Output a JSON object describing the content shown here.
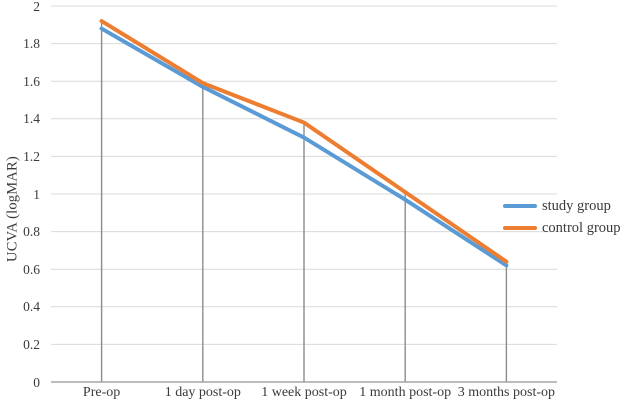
{
  "chart_data": {
    "type": "line",
    "title": "",
    "xlabel": "",
    "ylabel": "UCVA (logMAR)",
    "categories": [
      "Pre-op",
      "1 day post-op",
      "1 week post-op",
      "1 month post-op",
      "3 months post-op"
    ],
    "series": [
      {
        "name": "study group",
        "color": "#5B9BD5",
        "values": [
          1.88,
          1.57,
          1.3,
          0.97,
          0.62
        ]
      },
      {
        "name": "control group",
        "color": "#ED7D31",
        "values": [
          1.92,
          1.59,
          1.38,
          1.01,
          0.64
        ]
      }
    ],
    "ylim": [
      0,
      2
    ],
    "ytick_step": 0.2,
    "ytick_labels_top_to_bottom": [
      "2",
      "1.8",
      "1.6",
      "1.4",
      "1.2",
      "1",
      "0.8",
      "0.6",
      "0.4",
      "0.2",
      "0"
    ],
    "grid": true,
    "drop_lines": true,
    "markers": false,
    "legend_position": "right",
    "colors": {
      "gridline": "#d9d9d9",
      "axis_line": "#a6a6a6",
      "drop_line": "#8c8c8c",
      "text": "#3a3a3a",
      "background": "#ffffff"
    }
  }
}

_Brief:_
Leave out all images, then reproduce the entries above exactly.

_Exercise answer:_
Output a JSON object describing the content shown here.
{
  "chart_data": {
    "type": "line",
    "title": "",
    "xlabel": "",
    "ylabel": "UCVA (logMAR)",
    "categories": [
      "Pre-op",
      "1 day post-op",
      "1 week post-op",
      "1 month post-op",
      "3 months post-op"
    ],
    "series": [
      {
        "name": "study group",
        "color": "#5B9BD5",
        "values": [
          1.88,
          1.57,
          1.3,
          0.97,
          0.62
        ]
      },
      {
        "name": "control group",
        "color": "#ED7D31",
        "values": [
          1.92,
          1.59,
          1.38,
          1.01,
          0.64
        ]
      }
    ],
    "ylim": [
      0,
      2
    ],
    "ytick_step": 0.2,
    "ytick_labels_top_to_bottom": [
      "2",
      "1.8",
      "1.6",
      "1.4",
      "1.2",
      "1",
      "0.8",
      "0.6",
      "0.4",
      "0.2",
      "0"
    ],
    "grid": true,
    "drop_lines": true,
    "markers": false,
    "legend_position": "right",
    "colors": {
      "gridline": "#d9d9d9",
      "axis_line": "#a6a6a6",
      "drop_line": "#8c8c8c",
      "text": "#3a3a3a",
      "background": "#ffffff"
    }
  }
}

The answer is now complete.